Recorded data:
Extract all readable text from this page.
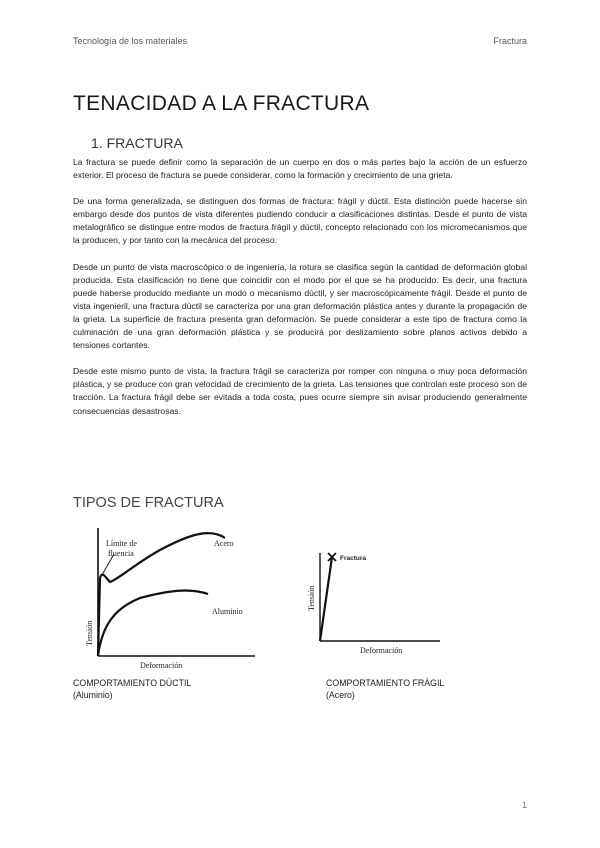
Tecnología de los materiales	Fractura
TENACIDAD A LA FRACTURA
1. FRACTURA

La fractura se puede definir como la separación de un cuerpo en dos o más partes bajo la acción de un esfuerzo exterior. El proceso de fractura se puede considerar, como la formación y crecimiento de una grieta.

De una forma generalizada, se distinguen dos formas de fractura: frágil y dúctil. Esta distinción puede hacerse sin embargo desde dos puntos de vista diferentes pudiendo conducir a clasificaciones distintas. Desde el punto de vista metalográfico se distingue entre modos de fractura frágil y dúctil, concepto relacionado con los micromecanismos que la producen, y por tanto con la mecánica del proceso.

Desde un punto de vista macroscópico o de ingeniería, la rotura se clasifica según la cantidad de deformación global producida. Esta clasificación no tiene que coincidir con el modo por el que se ha producido. Es decir, una fractura puede haberse producido mediante un modo o mecanismo dúctil, y ser macroscópicamente frágil. Desde el punto de vista ingenieril, una fractura dúctil se caracteriza por una gran deformación plástica antes y durante la propagación de la grieta. La superficie de fractura presenta gran deformación. Se puede considerar a este tipo de fractura como la culminación de una gran deformación plástica y se producirá por deslizamiento sobre planos activos debido a tensiones cortantes.

Desde este mismo punto de vista, la fractura frágil se caracteriza por romper con ninguna o muy poca deformación plástica, y se produce con gran velocidad de crecimiento de la grieta. Las tensiones que controlan este proceso son de tracción. La fractura frágil debe ser evitada a toda costa, pues ocurre siempre sin avisar produciendo generalmente consecuencias desastrosas.

TIPOS DE FRACTURA
Límite de
fluencia
Acero
Aluminio
Deformación
Tensión
Fractura
Deformación
Tensión
COMPORTAMIENTO DÚCTIL
(Aluminio)
COMPORTAMIENTO FRÁGIL
(Acero)
1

## Task description
Without the pictures, reproduce every line of the records above exactly.

## Task result
Extract all readable text from this page.
Tecnología de los materiales	Fractura
TENACIDAD A LA FRACTURA
1. FRACTURA

La fractura se puede definir como la separación de un cuerpo en dos o más partes bajo la acción de un esfuerzo exterior. El proceso de fractura se puede considerar, como la formación y crecimiento de una grieta.

De una forma generalizada, se distinguen dos formas de fractura: frágil y dúctil. Esta distinción puede hacerse sin embargo desde dos puntos de vista diferentes pudiendo conducir a clasificaciones distintas. Desde el punto de vista metalográfico se distingue entre modos de fractura frágil y dúctil, concepto relacionado con los micromecanismos que la producen, y por tanto con la mecánica del proceso.

Desde un punto de vista macroscópico o de ingeniería, la rotura se clasifica según la cantidad de deformación global producida. Esta clasificación no tiene que coincidir con el modo por el que se ha producido. Es decir, una fractura puede haberse producido mediante un modo o mecanismo dúctil, y ser macroscópicamente frágil. Desde el punto de vista ingenieril, una fractura dúctil se caracteriza por una gran deformación plástica antes y durante la propagación de la grieta. La superficie de fractura presenta gran deformación. Se puede considerar a este tipo de fractura como la culminación de una gran deformación plástica y se producirá por deslizamiento sobre planos activos debido a tensiones cortantes.

Desde este mismo punto de vista, la fractura frágil se caracteriza por romper con ninguna o muy poca deformación plástica, y se produce con gran velocidad de crecimiento de la grieta. Las tensiones que controlan este proceso son de tracción. La fractura frágil debe ser evitada a toda costa, pues ocurre siempre sin avisar produciendo generalmente consecuencias desastrosas.

TIPOS DE FRACTURA
Límite de
fluencia
Acero
Aluminio
Deformación
Tensión
Fractura
Deformación
Tensión
COMPORTAMIENTO DÚCTIL
(Aluminio)
COMPORTAMIENTO FRÁGIL
(Acero)
1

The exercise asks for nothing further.